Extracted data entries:
===============

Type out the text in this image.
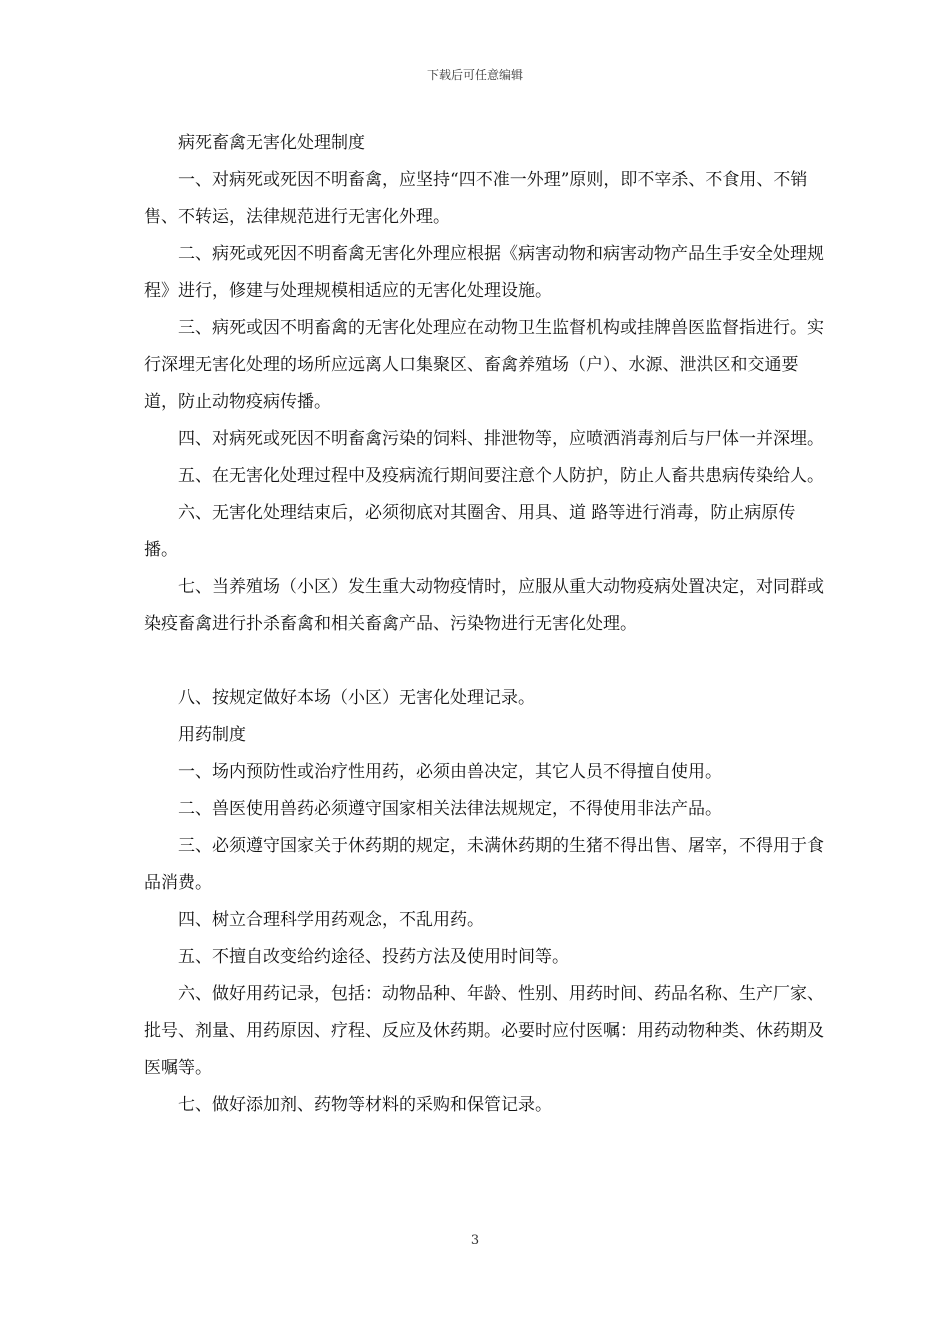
下载后可任意编辑

病死畜禽无害化处理制度

一、对病死或死因不明畜禽，应坚持“四不准一外理”原则，即不宰杀、不食用、不销售、不转运，法律规范进行无害化外理。

二、病死或死因不明畜禽无害化外理应根据《病害动物和病害动物产品生手安全处理规程》进行，修建与处理规模相适应的无害化处理设施。

三、病死或因不明畜禽的无害化处理应在动物卫生监督机构或挂牌兽医监督指进行。实行深埋无害化处理的场所应远离人口集聚区、畜禽养殖场（户）、水源、泄洪区和交通要道，防止动物疫病传播。

四、对病死或死因不明畜禽污染的饲料、排泄物等，应喷洒消毒剂后与尸体一并深埋。

五、在无害化处理过程中及疫病流行期间要注意个人防护，防止人畜共患病传染给人。

六、无害化处理结束后，必须彻底对其圈舍、用具、道 路等进行消毒，防止病原传播。

七、当养殖场（小区）发生重大动物疫情时，应服从重大动物疫病处置决定，对同群或染疫畜禽进行扑杀畜禽和相关畜禽产品、污染物进行无害化处理。

八、按规定做好本场（小区）无害化处理记录。

用药制度

一、场内预防性或治疗性用药，必须由兽决定，其它人员不得擅自使用。

二、兽医使用兽药必须遵守国家相关法律法规规定，不得使用非法产品。

三、必须遵守国家关于休药期的规定，未满休药期的生猪不得出售、屠宰，不得用于食品消费。

四、树立合理科学用药观念，不乱用药。

五、不擅自改变给约途径、投药方法及使用时间等。

六、做好用药记录，包括：动物品种、年龄、性别、用药时间、药品名称、生产厂家、批号、剂量、用药原因、疗程、反应及休药期。必要时应付医嘱：用药动物种类、休药期及医嘱等。

七、做好添加剂、药物等材料的采购和保管记录。

3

===============

Quote the entries above word for word. Leave the images out.

:: Full solution ::
Type out the text in this image.
下载后可任意编辑

病死畜禽无害化处理制度

一、对病死或死因不明畜禽，应坚持“四不准一外理”原则，即不宰杀、不食用、不销售、不转运，法律规范进行无害化外理。

二、病死或死因不明畜禽无害化外理应根据《病害动物和病害动物产品生手安全处理规程》进行，修建与处理规模相适应的无害化处理设施。

三、病死或因不明畜禽的无害化处理应在动物卫生监督机构或挂牌兽医监督指进行。实行深埋无害化处理的场所应远离人口集聚区、畜禽养殖场（户）、水源、泄洪区和交通要道，防止动物疫病传播。

四、对病死或死因不明畜禽污染的饲料、排泄物等，应喷洒消毒剂后与尸体一并深埋。

五、在无害化处理过程中及疫病流行期间要注意个人防护，防止人畜共患病传染给人。

六、无害化处理结束后，必须彻底对其圈舍、用具、道 路等进行消毒，防止病原传播。

七、当养殖场（小区）发生重大动物疫情时，应服从重大动物疫病处置决定，对同群或染疫畜禽进行扑杀畜禽和相关畜禽产品、污染物进行无害化处理。

八、按规定做好本场（小区）无害化处理记录。

用药制度

一、场内预防性或治疗性用药，必须由兽决定，其它人员不得擅自使用。

二、兽医使用兽药必须遵守国家相关法律法规规定，不得使用非法产品。

三、必须遵守国家关于休药期的规定，未满休药期的生猪不得出售、屠宰，不得用于食品消费。

四、树立合理科学用药观念，不乱用药。

五、不擅自改变给约途径、投药方法及使用时间等。

六、做好用药记录，包括：动物品种、年龄、性别、用药时间、药品名称、生产厂家、批号、剂量、用药原因、疗程、反应及休药期。必要时应付医嘱：用药动物种类、休药期及医嘱等。

七、做好添加剂、药物等材料的采购和保管记录。

3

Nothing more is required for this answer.